The required result is each line of the entries below containing the string "access".

____ Exercise material

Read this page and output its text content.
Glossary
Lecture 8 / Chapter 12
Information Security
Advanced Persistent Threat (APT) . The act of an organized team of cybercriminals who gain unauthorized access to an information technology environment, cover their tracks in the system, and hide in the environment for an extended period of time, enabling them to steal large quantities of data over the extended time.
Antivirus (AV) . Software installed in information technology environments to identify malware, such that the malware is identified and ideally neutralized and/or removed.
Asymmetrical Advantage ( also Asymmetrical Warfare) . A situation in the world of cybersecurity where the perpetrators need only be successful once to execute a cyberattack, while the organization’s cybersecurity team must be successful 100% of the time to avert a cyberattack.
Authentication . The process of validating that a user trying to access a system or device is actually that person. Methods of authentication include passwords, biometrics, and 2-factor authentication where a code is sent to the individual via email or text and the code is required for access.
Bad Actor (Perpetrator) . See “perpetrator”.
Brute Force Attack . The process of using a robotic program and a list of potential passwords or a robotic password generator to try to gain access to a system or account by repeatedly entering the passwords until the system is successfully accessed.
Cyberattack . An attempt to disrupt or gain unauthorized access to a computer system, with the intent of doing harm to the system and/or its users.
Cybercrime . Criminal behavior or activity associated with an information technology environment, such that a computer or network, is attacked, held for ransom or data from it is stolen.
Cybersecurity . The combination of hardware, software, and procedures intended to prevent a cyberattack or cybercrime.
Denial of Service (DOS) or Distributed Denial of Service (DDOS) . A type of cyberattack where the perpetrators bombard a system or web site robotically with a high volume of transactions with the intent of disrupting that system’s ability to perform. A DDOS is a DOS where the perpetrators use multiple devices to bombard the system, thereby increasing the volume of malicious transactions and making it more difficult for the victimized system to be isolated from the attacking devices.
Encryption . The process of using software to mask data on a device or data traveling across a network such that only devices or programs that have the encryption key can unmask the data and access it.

________

Output below:
Advanced Persistent Threat (APT) . The act of an organized team of cybercriminals who gain unauthorized access to an information technology environment, cover their tracks in the system, and hide in the environment for an extended period of time, enabling them to steal large quantities of data over the extended time.
Authentication . The process of validating that a user trying to access a system or device is actually that person. Methods of authentication include passwords, biometrics, and 2-factor authentication where a code is sent to the individual via email or text and the code is required for access.
Brute Force Attack . The process of using a robotic program and a list of potential passwords or a robotic password generator to try to gain access to a system or account by repeatedly entering the passwords until the system is successfully accessed.
Cyberattack . An attempt to disrupt or gain unauthorized access to a computer system, with the intent of doing harm to the system and/or its users.
Encryption . The process of using software to mask data on a device or data traveling across a network such that only devices or programs that have the encryption key can unmask the data and access it.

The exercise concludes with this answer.